_Directions:_ Render every entry verbatim.

---+---

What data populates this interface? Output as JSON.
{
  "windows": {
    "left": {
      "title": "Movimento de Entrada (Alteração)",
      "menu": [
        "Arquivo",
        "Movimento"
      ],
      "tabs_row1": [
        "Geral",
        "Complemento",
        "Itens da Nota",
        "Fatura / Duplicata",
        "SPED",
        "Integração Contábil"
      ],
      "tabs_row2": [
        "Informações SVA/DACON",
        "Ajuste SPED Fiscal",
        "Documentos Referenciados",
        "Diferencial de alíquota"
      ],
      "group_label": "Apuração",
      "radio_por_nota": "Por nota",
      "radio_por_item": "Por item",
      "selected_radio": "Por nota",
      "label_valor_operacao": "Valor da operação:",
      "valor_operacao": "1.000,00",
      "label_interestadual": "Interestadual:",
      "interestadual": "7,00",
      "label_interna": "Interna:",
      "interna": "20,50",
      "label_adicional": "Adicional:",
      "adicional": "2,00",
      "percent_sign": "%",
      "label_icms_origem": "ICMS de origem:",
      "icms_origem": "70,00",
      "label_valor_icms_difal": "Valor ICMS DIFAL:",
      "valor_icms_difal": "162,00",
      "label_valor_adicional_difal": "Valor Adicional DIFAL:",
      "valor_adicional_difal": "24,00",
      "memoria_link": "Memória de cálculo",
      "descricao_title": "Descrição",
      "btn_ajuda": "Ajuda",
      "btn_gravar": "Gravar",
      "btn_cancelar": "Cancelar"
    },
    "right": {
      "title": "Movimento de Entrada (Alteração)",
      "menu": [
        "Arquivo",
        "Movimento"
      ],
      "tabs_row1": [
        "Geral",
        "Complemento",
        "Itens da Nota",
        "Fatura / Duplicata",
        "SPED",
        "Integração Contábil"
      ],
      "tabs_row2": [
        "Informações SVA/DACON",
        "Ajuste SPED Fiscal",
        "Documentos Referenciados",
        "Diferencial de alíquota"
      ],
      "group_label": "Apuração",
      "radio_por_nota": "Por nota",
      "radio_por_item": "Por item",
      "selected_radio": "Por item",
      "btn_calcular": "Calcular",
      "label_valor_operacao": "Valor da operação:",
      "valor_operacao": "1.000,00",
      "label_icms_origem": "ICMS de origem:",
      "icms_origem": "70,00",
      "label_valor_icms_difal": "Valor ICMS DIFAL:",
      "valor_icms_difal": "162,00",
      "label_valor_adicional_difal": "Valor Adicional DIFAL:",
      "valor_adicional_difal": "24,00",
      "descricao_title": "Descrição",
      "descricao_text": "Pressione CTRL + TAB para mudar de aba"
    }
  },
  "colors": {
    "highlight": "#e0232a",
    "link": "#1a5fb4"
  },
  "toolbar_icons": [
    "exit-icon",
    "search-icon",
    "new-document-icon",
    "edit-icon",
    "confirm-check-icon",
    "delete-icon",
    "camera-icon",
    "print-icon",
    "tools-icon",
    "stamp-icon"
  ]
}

---+---

_Result of this task:_
What data populates this interface? Output as JSON.
{
  "windows": {
    "left": {
      "title": "Movimento de Entrada (Alteração)",
      "menu": [
        "Arquivo",
        "Movimento"
      ],
      "tabs_row1": [
        "Geral",
        "Complemento",
        "Itens da Nota",
        "Fatura / Duplicata",
        "SPED",
        "Integração Contábil"
      ],
      "tabs_row2": [
        "Informações SVA/DACON",
        "Ajuste SPED Fiscal",
        "Documentos Referenciados",
        "Diferencial de alíquota"
      ],
      "group_label": "Apuração",
      "radio_por_nota": "Por nota",
      "radio_por_item": "Por item",
      "selected_radio": "Por nota",
      "label_valor_operacao": "Valor da operação:",
      "valor_operacao": "1.000,00",
      "label_interestadual": "Interestadual:",
      "interestadual": "7,00",
      "label_interna": "Interna:",
      "interna": "20,50",
      "label_adicional": "Adicional:",
      "adicional": "2,00",
      "percent_sign": "%",
      "label_icms_origem": "ICMS de origem:",
      "icms_origem": "70,00",
      "label_valor_icms_difal": "Valor ICMS DIFAL:",
      "valor_icms_difal": "162,00",
      "label_valor_adicional_difal": "Valor Adicional DIFAL:",
      "valor_adicional_difal": "24,00",
      "memoria_link": "Memória de cálculo",
      "descricao_title": "Descrição",
      "btn_ajuda": "Ajuda",
      "btn_gravar": "Gravar",
      "btn_cancelar": "Cancelar"
    },
    "right": {
      "title": "Movimento de Entrada (Alteração)",
      "menu": [
        "Arquivo",
        "Movimento"
      ],
      "tabs_row1": [
        "Geral",
        "Complemento",
        "Itens da Nota",
        "Fatura / Duplicata",
        "SPED",
        "Integração Contábil"
      ],
      "tabs_row2": [
        "Informações SVA/DACON",
        "Ajuste SPED Fiscal",
        "Documentos Referenciados",
        "Diferencial de alíquota"
      ],
      "group_label": "Apuração",
      "radio_por_nota": "Por nota",
      "radio_por_item": "Por item",
      "selected_radio": "Por item",
      "btn_calcular": "Calcular",
      "label_valor_operacao": "Valor da operação:",
      "valor_operacao": "1.000,00",
      "label_icms_origem": "ICMS de origem:",
      "icms_origem": "70,00",
      "label_valor_icms_difal": "Valor ICMS DIFAL:",
      "valor_icms_difal": "162,00",
      "label_valor_adicional_difal": "Valor Adicional DIFAL:",
      "valor_adicional_difal": "24,00",
      "descricao_title": "Descrição",
      "descricao_text": "Pressione CTRL + TAB para mudar de aba"
    }
  },
  "colors": {
    "highlight": "#e0232a",
    "link": "#1a5fb4"
  },
  "toolbar_icons": [
    "exit-icon",
    "search-icon",
    "new-document-icon",
    "edit-icon",
    "confirm-check-icon",
    "delete-icon",
    "camera-icon",
    "print-icon",
    "tools-icon",
    "stamp-icon"
  ]
}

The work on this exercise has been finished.